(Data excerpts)
##############################
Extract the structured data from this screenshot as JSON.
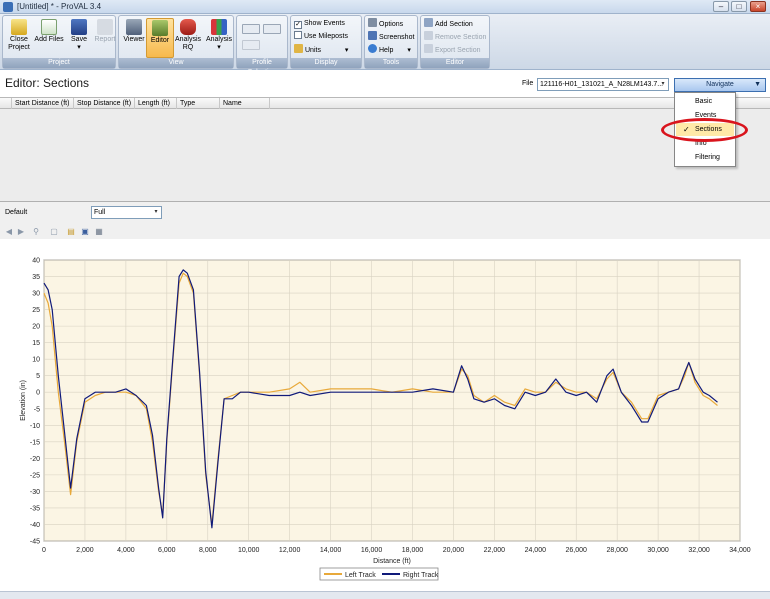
{
  "window": {
    "title": "[Untitled] * - ProVAL 3.4"
  },
  "ribbon": {
    "project": {
      "label": "Project",
      "close": "Close\nProject",
      "add_files": "Add Files",
      "save": "Save",
      "report": "Report"
    },
    "view": {
      "label": "View",
      "viewer": "Viewer",
      "editor": "Editor",
      "analysis_rq": "Analysis\nRQ",
      "analysis": "Analysis"
    },
    "profile_selection": {
      "label": "Profile Selection"
    },
    "display": {
      "label": "Display",
      "show_events": "Show Events",
      "use_mileposts": "Use Mileposts",
      "units": "Units"
    },
    "tools": {
      "label": "Tools",
      "options": "Options",
      "screenshot": "Screenshot",
      "help": "Help"
    },
    "editor": {
      "label": "Editor",
      "add_section": "Add Section",
      "remove_section": "Remove Section",
      "export_section": "Export Section"
    }
  },
  "editor": {
    "title": "Editor: Sections",
    "file_label": "File",
    "file_value": "121116-H01_131021_A_N28LM143.7...",
    "navigate_label": "Navigate"
  },
  "navigate_menu": [
    "Basic",
    "Events",
    "Sections",
    "Info",
    "Filtering"
  ],
  "navigate_selected": "Sections",
  "columns": [
    "Start Distance (ft)",
    "Stop Distance (ft)",
    "Length (ft)",
    "Type",
    "Name"
  ],
  "default_row": {
    "label": "Default",
    "value": "Full"
  },
  "colors": {
    "left_track": "#e8a93a",
    "right_track": "#101a7a",
    "plot_bg": "#fbf5e4",
    "highlight": "#d9141d"
  },
  "chart_data": {
    "type": "line",
    "xlabel": "Distance (ft)",
    "ylabel": "Elevation (in)",
    "xlim": [
      0,
      34000
    ],
    "ylim": [
      -45,
      40
    ],
    "x_ticks": [
      0,
      2000,
      4000,
      6000,
      8000,
      10000,
      12000,
      14000,
      16000,
      18000,
      20000,
      22000,
      24000,
      26000,
      28000,
      30000,
      32000,
      34000
    ],
    "x_tick_labels": [
      "0",
      "2,000",
      "4,000",
      "6,000",
      "8,000",
      "10,000",
      "12,000",
      "14,000",
      "16,000",
      "18,000",
      "20,000",
      "22,000",
      "24,000",
      "26,000",
      "28,000",
      "30,000",
      "32,000",
      "34,000"
    ],
    "y_ticks": [
      40,
      35,
      30,
      25,
      20,
      15,
      10,
      5,
      0,
      -5,
      -10,
      -15,
      -20,
      -25,
      -30,
      -35,
      -40,
      -45
    ],
    "grid": true,
    "legend_position": "bottom-center",
    "series": [
      {
        "name": "Left Track",
        "x": [
          0,
          200,
          400,
          700,
          1000,
          1300,
          1600,
          2000,
          2500,
          3000,
          3500,
          4000,
          4500,
          5000,
          5300,
          5600,
          5800,
          6000,
          6300,
          6600,
          6800,
          7000,
          7300,
          7600,
          7900,
          8200,
          8500,
          8800,
          9200,
          9600,
          10000,
          11000,
          12000,
          12500,
          13000,
          14000,
          15000,
          16000,
          17000,
          18000,
          19000,
          20000,
          20400,
          20700,
          21000,
          21500,
          22000,
          22500,
          23000,
          23500,
          24000,
          24500,
          25000,
          25500,
          26000,
          26500,
          27000,
          27500,
          27800,
          28200,
          28700,
          29200,
          29500,
          30000,
          30500,
          31000,
          31300,
          31500,
          31800,
          32200,
          32500,
          32900
        ],
        "values": [
          30,
          27,
          20,
          0,
          -15,
          -31,
          -15,
          -3,
          -1,
          0,
          0,
          0,
          -1,
          -5,
          -15,
          -30,
          -37,
          -15,
          10,
          33,
          36,
          35,
          30,
          5,
          -25,
          -40,
          -20,
          -2,
          -1,
          0,
          0,
          0,
          1,
          3,
          0,
          1,
          1,
          1,
          0,
          1,
          0,
          0,
          7,
          5,
          -1,
          -3,
          -1,
          -3,
          -4,
          1,
          0,
          0,
          3,
          1,
          0,
          0,
          -2,
          4,
          6,
          0,
          -3,
          -8,
          -8,
          -1,
          0,
          1,
          5,
          9,
          3,
          -1,
          -2,
          -4
        ]
      },
      {
        "name": "Right Track",
        "x": [
          0,
          200,
          400,
          700,
          1000,
          1300,
          1600,
          2000,
          2500,
          3000,
          3500,
          4000,
          4500,
          5000,
          5300,
          5600,
          5800,
          6000,
          6300,
          6600,
          6800,
          7000,
          7300,
          7600,
          7900,
          8200,
          8500,
          8800,
          9200,
          9600,
          10000,
          11000,
          12000,
          12500,
          13000,
          14000,
          15000,
          16000,
          17000,
          18000,
          19000,
          20000,
          20400,
          20700,
          21000,
          21500,
          22000,
          22500,
          23000,
          23500,
          24000,
          24500,
          25000,
          25500,
          26000,
          26500,
          27000,
          27500,
          27800,
          28200,
          28700,
          29200,
          29500,
          30000,
          30500,
          31000,
          31300,
          31500,
          31800,
          32200,
          32500,
          32900
        ],
        "values": [
          33,
          31,
          25,
          5,
          -12,
          -29,
          -14,
          -2,
          0,
          0,
          0,
          1,
          -1,
          -4,
          -13,
          -29,
          -38,
          -14,
          11,
          35,
          37,
          36,
          31,
          6,
          -24,
          -41,
          -21,
          -2,
          -2,
          0,
          0,
          -1,
          -1,
          0,
          -1,
          0,
          0,
          0,
          0,
          0,
          1,
          0,
          8,
          4,
          -2,
          -3,
          -2,
          -4,
          -5,
          0,
          -1,
          0,
          4,
          0,
          -1,
          0,
          -3,
          5,
          7,
          0,
          -4,
          -9,
          -9,
          -2,
          0,
          1,
          6,
          9,
          4,
          0,
          -1,
          -3
        ]
      }
    ]
  }
}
##############################
DO THIS: Give the entries again word for word, but skip the pictures.

FINAL RESULT:
Extract the structured data from this screenshot as JSON.
{
  "window": {
    "title": "[Untitled] * - ProVAL 3.4"
  },
  "ribbon": {
    "project": {
      "label": "Project",
      "close": "Close\nProject",
      "add_files": "Add Files",
      "save": "Save",
      "report": "Report"
    },
    "view": {
      "label": "View",
      "viewer": "Viewer",
      "editor": "Editor",
      "analysis_rq": "Analysis\nRQ",
      "analysis": "Analysis"
    },
    "profile_selection": {
      "label": "Profile Selection"
    },
    "display": {
      "label": "Display",
      "show_events": "Show Events",
      "use_mileposts": "Use Mileposts",
      "units": "Units"
    },
    "tools": {
      "label": "Tools",
      "options": "Options",
      "screenshot": "Screenshot",
      "help": "Help"
    },
    "editor": {
      "label": "Editor",
      "add_section": "Add Section",
      "remove_section": "Remove Section",
      "export_section": "Export Section"
    }
  },
  "editor": {
    "title": "Editor: Sections",
    "file_label": "File",
    "file_value": "121116-H01_131021_A_N28LM143.7...",
    "navigate_label": "Navigate"
  },
  "navigate_menu": [
    "Basic",
    "Events",
    "Sections",
    "Info",
    "Filtering"
  ],
  "navigate_selected": "Sections",
  "columns": [
    "Start Distance (ft)",
    "Stop Distance (ft)",
    "Length (ft)",
    "Type",
    "Name"
  ],
  "default_row": {
    "label": "Default",
    "value": "Full"
  },
  "colors": {
    "left_track": "#e8a93a",
    "right_track": "#101a7a",
    "plot_bg": "#fbf5e4",
    "highlight": "#d9141d"
  },
  "chart_data": {
    "type": "line",
    "xlabel": "Distance (ft)",
    "ylabel": "Elevation (in)",
    "xlim": [
      0,
      34000
    ],
    "ylim": [
      -45,
      40
    ],
    "x_ticks": [
      0,
      2000,
      4000,
      6000,
      8000,
      10000,
      12000,
      14000,
      16000,
      18000,
      20000,
      22000,
      24000,
      26000,
      28000,
      30000,
      32000,
      34000
    ],
    "x_tick_labels": [
      "0",
      "2,000",
      "4,000",
      "6,000",
      "8,000",
      "10,000",
      "12,000",
      "14,000",
      "16,000",
      "18,000",
      "20,000",
      "22,000",
      "24,000",
      "26,000",
      "28,000",
      "30,000",
      "32,000",
      "34,000"
    ],
    "y_ticks": [
      40,
      35,
      30,
      25,
      20,
      15,
      10,
      5,
      0,
      -5,
      -10,
      -15,
      -20,
      -25,
      -30,
      -35,
      -40,
      -45
    ],
    "grid": true,
    "legend_position": "bottom-center",
    "series": [
      {
        "name": "Left Track",
        "x": [
          0,
          200,
          400,
          700,
          1000,
          1300,
          1600,
          2000,
          2500,
          3000,
          3500,
          4000,
          4500,
          5000,
          5300,
          5600,
          5800,
          6000,
          6300,
          6600,
          6800,
          7000,
          7300,
          7600,
          7900,
          8200,
          8500,
          8800,
          9200,
          9600,
          10000,
          11000,
          12000,
          12500,
          13000,
          14000,
          15000,
          16000,
          17000,
          18000,
          19000,
          20000,
          20400,
          20700,
          21000,
          21500,
          22000,
          22500,
          23000,
          23500,
          24000,
          24500,
          25000,
          25500,
          26000,
          26500,
          27000,
          27500,
          27800,
          28200,
          28700,
          29200,
          29500,
          30000,
          30500,
          31000,
          31300,
          31500,
          31800,
          32200,
          32500,
          32900
        ],
        "values": [
          30,
          27,
          20,
          0,
          -15,
          -31,
          -15,
          -3,
          -1,
          0,
          0,
          0,
          -1,
          -5,
          -15,
          -30,
          -37,
          -15,
          10,
          33,
          36,
          35,
          30,
          5,
          -25,
          -40,
          -20,
          -2,
          -1,
          0,
          0,
          0,
          1,
          3,
          0,
          1,
          1,
          1,
          0,
          1,
          0,
          0,
          7,
          5,
          -1,
          -3,
          -1,
          -3,
          -4,
          1,
          0,
          0,
          3,
          1,
          0,
          0,
          -2,
          4,
          6,
          0,
          -3,
          -8,
          -8,
          -1,
          0,
          1,
          5,
          9,
          3,
          -1,
          -2,
          -4
        ]
      },
      {
        "name": "Right Track",
        "x": [
          0,
          200,
          400,
          700,
          1000,
          1300,
          1600,
          2000,
          2500,
          3000,
          3500,
          4000,
          4500,
          5000,
          5300,
          5600,
          5800,
          6000,
          6300,
          6600,
          6800,
          7000,
          7300,
          7600,
          7900,
          8200,
          8500,
          8800,
          9200,
          9600,
          10000,
          11000,
          12000,
          12500,
          13000,
          14000,
          15000,
          16000,
          17000,
          18000,
          19000,
          20000,
          20400,
          20700,
          21000,
          21500,
          22000,
          22500,
          23000,
          23500,
          24000,
          24500,
          25000,
          25500,
          26000,
          26500,
          27000,
          27500,
          27800,
          28200,
          28700,
          29200,
          29500,
          30000,
          30500,
          31000,
          31300,
          31500,
          31800,
          32200,
          32500,
          32900
        ],
        "values": [
          33,
          31,
          25,
          5,
          -12,
          -29,
          -14,
          -2,
          0,
          0,
          0,
          1,
          -1,
          -4,
          -13,
          -29,
          -38,
          -14,
          11,
          35,
          37,
          36,
          31,
          6,
          -24,
          -41,
          -21,
          -2,
          -2,
          0,
          0,
          -1,
          -1,
          0,
          -1,
          0,
          0,
          0,
          0,
          0,
          1,
          0,
          8,
          4,
          -2,
          -3,
          -2,
          -4,
          -5,
          0,
          -1,
          0,
          4,
          0,
          -1,
          0,
          -3,
          5,
          7,
          0,
          -4,
          -9,
          -9,
          -2,
          0,
          1,
          6,
          9,
          4,
          0,
          -1,
          -3
        ]
      }
    ]
  }
}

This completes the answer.